Locate all lines in the data below that hold "froid" and show them.
━━━ INFORMATION SUPPLIED
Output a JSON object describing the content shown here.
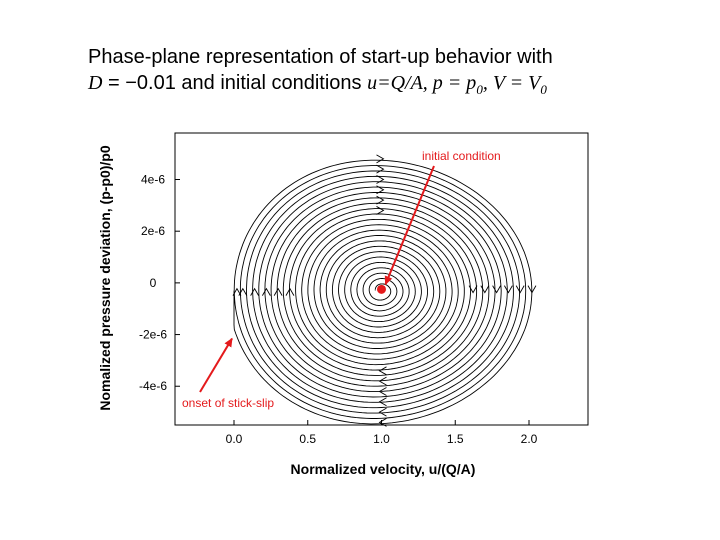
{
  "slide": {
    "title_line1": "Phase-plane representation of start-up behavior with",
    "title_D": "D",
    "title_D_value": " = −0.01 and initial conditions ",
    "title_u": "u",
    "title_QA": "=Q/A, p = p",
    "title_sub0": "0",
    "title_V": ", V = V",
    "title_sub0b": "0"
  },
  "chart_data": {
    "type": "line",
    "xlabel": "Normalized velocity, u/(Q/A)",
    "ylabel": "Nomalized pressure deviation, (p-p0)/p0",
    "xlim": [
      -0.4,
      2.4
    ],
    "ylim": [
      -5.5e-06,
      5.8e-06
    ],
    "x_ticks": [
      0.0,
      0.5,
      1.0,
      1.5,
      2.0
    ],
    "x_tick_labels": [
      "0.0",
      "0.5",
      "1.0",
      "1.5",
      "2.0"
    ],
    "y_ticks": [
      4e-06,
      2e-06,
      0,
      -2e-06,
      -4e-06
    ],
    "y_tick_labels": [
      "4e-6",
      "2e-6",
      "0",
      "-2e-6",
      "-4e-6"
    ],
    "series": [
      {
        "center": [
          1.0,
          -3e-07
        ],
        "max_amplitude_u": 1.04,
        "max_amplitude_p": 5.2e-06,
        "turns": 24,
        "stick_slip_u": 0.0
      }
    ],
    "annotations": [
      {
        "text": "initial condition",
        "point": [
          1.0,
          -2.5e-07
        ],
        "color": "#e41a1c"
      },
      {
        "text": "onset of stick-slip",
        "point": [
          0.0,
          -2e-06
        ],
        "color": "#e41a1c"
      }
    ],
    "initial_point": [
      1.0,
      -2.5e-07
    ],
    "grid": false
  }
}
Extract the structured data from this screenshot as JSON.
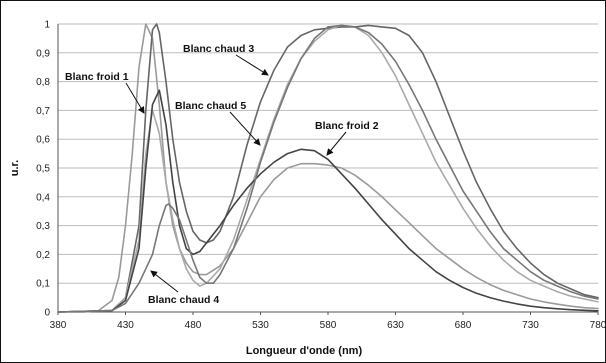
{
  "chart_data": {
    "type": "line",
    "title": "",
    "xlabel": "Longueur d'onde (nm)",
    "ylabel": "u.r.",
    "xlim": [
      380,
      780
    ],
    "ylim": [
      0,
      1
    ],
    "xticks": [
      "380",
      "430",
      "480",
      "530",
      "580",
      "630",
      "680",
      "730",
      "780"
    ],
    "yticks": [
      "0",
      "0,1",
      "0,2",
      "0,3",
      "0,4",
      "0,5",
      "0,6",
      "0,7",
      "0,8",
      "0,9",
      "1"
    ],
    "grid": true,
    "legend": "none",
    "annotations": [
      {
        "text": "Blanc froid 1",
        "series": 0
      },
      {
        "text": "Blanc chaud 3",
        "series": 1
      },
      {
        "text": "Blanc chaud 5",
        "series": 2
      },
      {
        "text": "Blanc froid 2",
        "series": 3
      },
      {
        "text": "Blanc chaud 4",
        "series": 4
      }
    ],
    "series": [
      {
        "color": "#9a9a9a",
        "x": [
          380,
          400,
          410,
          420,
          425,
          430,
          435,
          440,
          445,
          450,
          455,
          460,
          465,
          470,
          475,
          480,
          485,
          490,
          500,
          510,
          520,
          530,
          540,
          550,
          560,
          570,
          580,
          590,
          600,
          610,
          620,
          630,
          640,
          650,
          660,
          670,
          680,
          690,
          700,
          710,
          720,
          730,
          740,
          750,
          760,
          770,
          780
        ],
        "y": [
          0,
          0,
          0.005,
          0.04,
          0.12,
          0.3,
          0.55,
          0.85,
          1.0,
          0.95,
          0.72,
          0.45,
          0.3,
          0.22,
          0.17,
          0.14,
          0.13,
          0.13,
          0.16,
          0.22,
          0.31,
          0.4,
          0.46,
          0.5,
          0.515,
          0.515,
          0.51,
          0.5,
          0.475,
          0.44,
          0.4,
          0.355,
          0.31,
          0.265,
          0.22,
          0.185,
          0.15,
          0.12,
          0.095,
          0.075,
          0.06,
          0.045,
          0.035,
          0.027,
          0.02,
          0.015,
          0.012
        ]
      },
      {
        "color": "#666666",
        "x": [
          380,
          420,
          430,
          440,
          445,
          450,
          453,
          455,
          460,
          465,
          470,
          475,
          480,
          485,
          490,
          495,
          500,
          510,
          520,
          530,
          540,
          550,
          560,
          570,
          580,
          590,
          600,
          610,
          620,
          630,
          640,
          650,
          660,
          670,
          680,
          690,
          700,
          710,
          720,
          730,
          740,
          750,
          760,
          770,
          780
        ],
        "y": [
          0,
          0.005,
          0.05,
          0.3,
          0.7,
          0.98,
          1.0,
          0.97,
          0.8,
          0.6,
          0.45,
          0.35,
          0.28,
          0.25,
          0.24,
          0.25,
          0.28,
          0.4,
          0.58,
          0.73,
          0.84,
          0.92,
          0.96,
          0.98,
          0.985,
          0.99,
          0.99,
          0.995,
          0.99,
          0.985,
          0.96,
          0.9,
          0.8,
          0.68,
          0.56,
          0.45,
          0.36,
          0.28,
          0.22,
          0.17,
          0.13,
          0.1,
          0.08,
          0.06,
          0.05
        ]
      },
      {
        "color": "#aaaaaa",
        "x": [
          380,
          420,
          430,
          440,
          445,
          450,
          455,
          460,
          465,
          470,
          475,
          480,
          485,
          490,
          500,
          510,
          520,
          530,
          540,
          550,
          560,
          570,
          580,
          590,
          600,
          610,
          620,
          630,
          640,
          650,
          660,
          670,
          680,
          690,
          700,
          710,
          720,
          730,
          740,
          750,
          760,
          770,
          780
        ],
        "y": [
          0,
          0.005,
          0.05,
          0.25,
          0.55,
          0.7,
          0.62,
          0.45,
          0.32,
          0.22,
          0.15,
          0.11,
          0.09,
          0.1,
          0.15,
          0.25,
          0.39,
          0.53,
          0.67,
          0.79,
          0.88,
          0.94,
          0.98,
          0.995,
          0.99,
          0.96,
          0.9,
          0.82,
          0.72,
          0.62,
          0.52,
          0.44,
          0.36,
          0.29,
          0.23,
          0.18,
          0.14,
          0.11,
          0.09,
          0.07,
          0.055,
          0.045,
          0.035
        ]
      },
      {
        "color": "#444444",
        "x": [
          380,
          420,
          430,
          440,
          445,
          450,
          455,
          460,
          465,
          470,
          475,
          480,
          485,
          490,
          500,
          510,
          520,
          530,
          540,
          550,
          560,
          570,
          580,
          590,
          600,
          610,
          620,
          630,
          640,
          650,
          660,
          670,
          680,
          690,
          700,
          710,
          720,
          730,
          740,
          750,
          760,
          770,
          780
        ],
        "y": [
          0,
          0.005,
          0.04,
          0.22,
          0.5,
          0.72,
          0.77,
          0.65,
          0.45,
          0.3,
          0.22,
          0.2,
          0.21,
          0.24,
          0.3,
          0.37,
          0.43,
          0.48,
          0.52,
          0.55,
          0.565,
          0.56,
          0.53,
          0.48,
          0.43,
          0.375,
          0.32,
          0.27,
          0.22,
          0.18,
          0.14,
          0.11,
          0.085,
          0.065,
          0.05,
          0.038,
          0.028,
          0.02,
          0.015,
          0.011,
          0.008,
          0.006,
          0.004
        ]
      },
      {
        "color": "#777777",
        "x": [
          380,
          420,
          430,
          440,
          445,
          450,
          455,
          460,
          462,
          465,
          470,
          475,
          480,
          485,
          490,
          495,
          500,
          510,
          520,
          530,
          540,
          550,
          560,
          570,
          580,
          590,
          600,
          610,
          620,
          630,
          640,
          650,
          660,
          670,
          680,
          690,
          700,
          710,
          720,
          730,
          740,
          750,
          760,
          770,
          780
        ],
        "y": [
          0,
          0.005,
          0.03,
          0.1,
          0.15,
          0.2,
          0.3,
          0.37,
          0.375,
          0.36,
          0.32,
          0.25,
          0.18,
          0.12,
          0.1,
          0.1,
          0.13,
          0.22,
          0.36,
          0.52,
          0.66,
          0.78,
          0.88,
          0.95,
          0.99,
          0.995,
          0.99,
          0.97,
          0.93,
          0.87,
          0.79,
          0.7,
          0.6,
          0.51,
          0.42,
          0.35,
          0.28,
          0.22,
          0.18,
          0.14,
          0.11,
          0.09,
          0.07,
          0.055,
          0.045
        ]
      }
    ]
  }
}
━━━━━━
━━━ INFORMATION SUPPLIED
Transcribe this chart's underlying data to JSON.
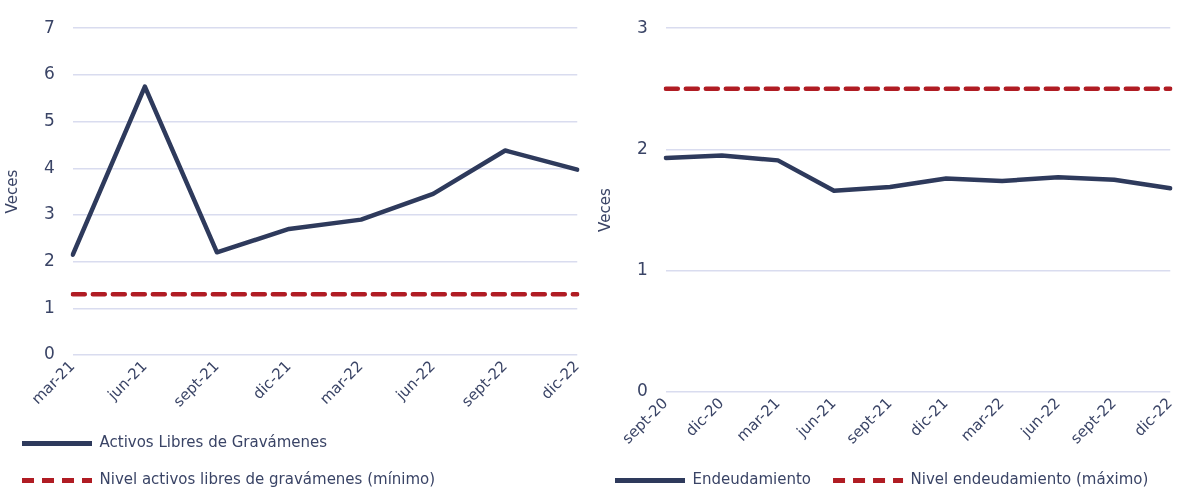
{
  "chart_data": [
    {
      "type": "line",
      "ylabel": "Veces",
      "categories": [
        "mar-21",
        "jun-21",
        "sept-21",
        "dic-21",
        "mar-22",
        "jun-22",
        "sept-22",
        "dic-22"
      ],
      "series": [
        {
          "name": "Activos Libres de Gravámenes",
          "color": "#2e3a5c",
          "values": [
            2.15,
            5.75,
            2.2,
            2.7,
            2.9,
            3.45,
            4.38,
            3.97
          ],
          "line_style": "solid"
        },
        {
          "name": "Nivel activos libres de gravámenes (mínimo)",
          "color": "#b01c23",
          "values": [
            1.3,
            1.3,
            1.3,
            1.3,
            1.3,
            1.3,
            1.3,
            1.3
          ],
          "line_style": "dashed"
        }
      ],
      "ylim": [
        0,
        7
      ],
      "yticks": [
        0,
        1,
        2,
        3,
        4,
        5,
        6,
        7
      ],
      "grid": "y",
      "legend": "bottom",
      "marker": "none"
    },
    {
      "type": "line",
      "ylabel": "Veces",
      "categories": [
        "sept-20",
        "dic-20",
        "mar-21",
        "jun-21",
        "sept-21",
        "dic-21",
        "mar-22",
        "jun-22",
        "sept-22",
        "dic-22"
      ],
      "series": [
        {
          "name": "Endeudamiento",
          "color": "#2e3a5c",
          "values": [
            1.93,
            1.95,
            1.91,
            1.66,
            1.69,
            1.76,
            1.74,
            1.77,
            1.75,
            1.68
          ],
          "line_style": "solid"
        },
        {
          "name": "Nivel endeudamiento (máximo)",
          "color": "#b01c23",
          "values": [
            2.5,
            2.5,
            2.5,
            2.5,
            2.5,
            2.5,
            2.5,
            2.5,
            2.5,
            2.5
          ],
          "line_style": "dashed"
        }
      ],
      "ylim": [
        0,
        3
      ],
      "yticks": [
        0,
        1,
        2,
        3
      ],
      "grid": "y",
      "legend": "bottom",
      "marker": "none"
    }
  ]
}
━━━━━━
━━━ INFORMATION SUPPLIED
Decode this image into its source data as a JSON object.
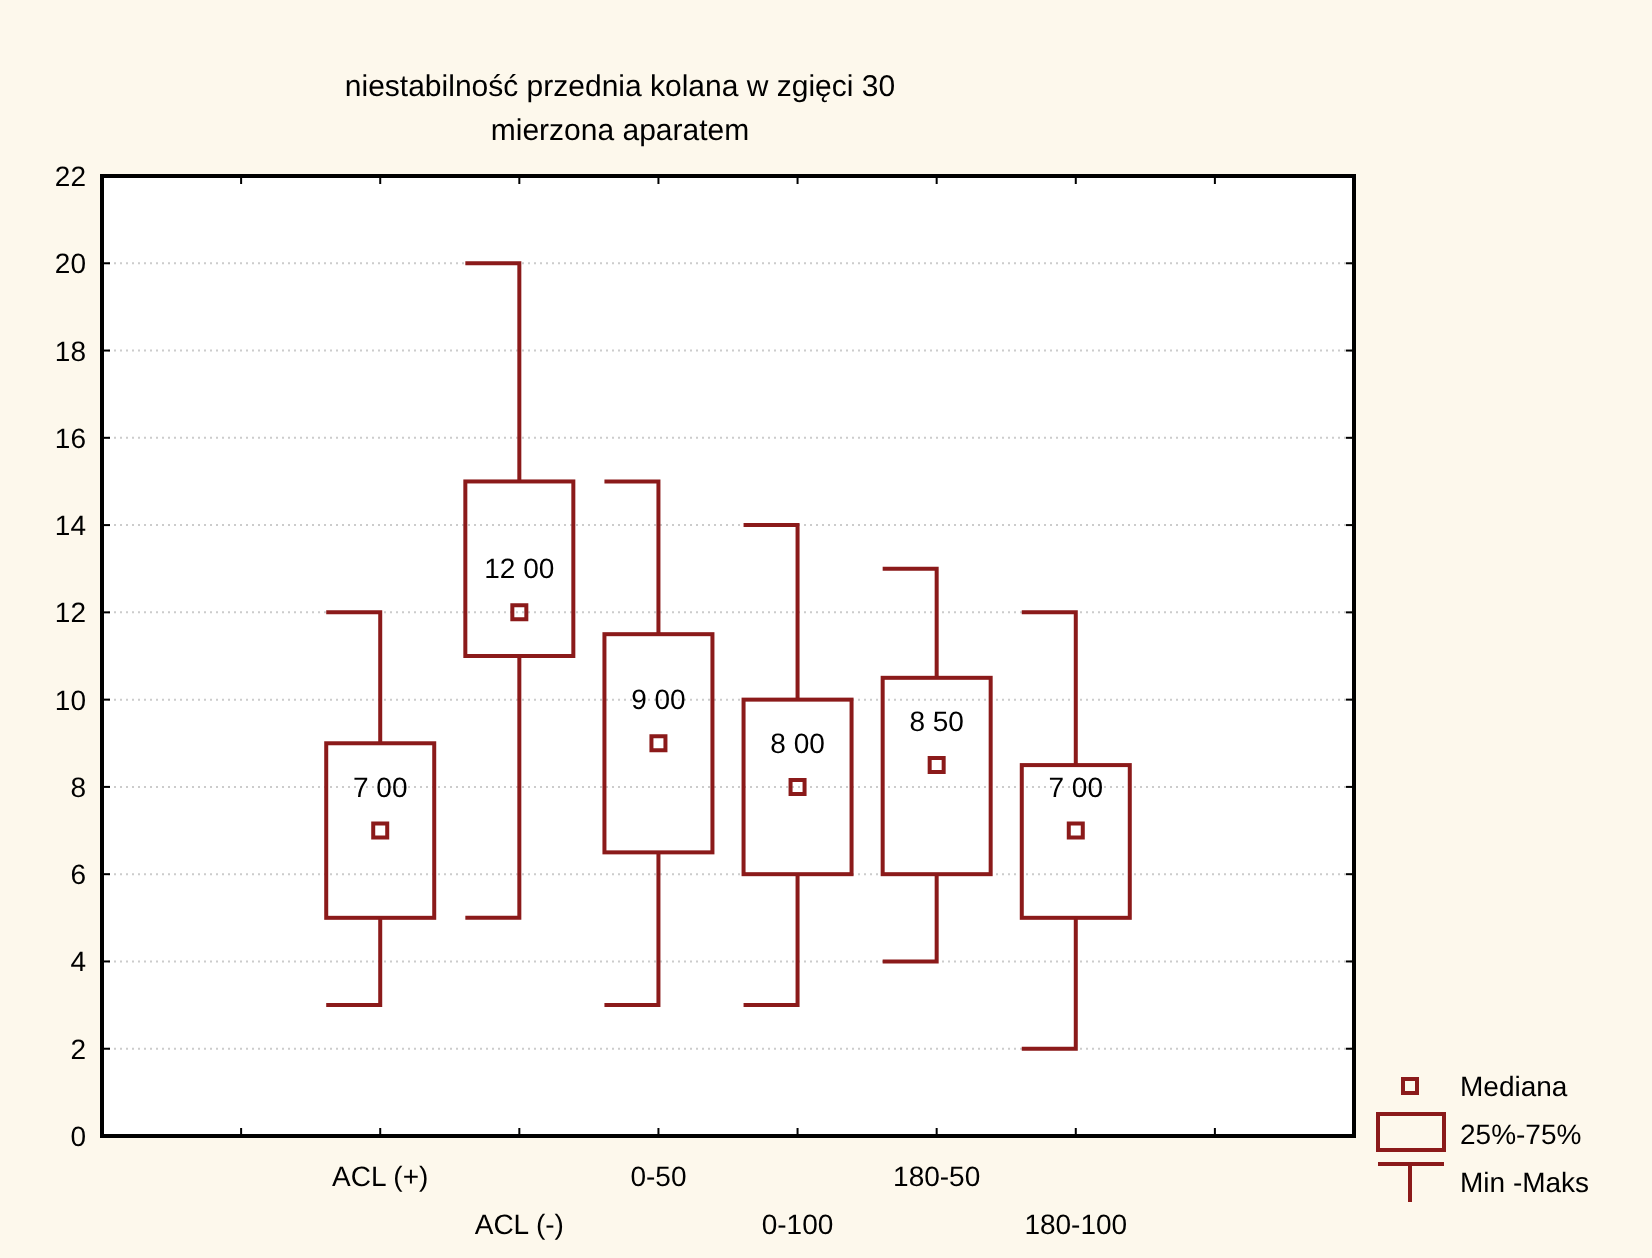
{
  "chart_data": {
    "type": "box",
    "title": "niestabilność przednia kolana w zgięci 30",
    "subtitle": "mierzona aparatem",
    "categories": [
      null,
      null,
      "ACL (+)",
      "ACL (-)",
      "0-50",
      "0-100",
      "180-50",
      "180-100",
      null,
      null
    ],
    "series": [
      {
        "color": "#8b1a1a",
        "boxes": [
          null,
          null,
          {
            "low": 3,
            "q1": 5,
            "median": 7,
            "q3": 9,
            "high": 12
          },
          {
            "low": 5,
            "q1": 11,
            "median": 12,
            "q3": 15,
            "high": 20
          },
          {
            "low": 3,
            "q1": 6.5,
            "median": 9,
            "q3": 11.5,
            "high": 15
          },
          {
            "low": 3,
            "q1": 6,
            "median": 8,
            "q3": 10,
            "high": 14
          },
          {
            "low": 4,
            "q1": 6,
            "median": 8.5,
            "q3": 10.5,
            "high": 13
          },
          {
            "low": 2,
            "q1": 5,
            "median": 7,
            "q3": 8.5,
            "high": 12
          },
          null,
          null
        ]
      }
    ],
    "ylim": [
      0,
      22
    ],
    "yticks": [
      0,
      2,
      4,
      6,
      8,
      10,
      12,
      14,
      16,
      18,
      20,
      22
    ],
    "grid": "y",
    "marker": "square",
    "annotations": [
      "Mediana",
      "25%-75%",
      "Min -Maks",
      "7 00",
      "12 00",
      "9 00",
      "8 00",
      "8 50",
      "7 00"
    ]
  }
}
━━━━━━
__SOLUTION TO THE EXERCISE__
        "text": "Blanc froid 1",
        "text": "Blanc froid 2",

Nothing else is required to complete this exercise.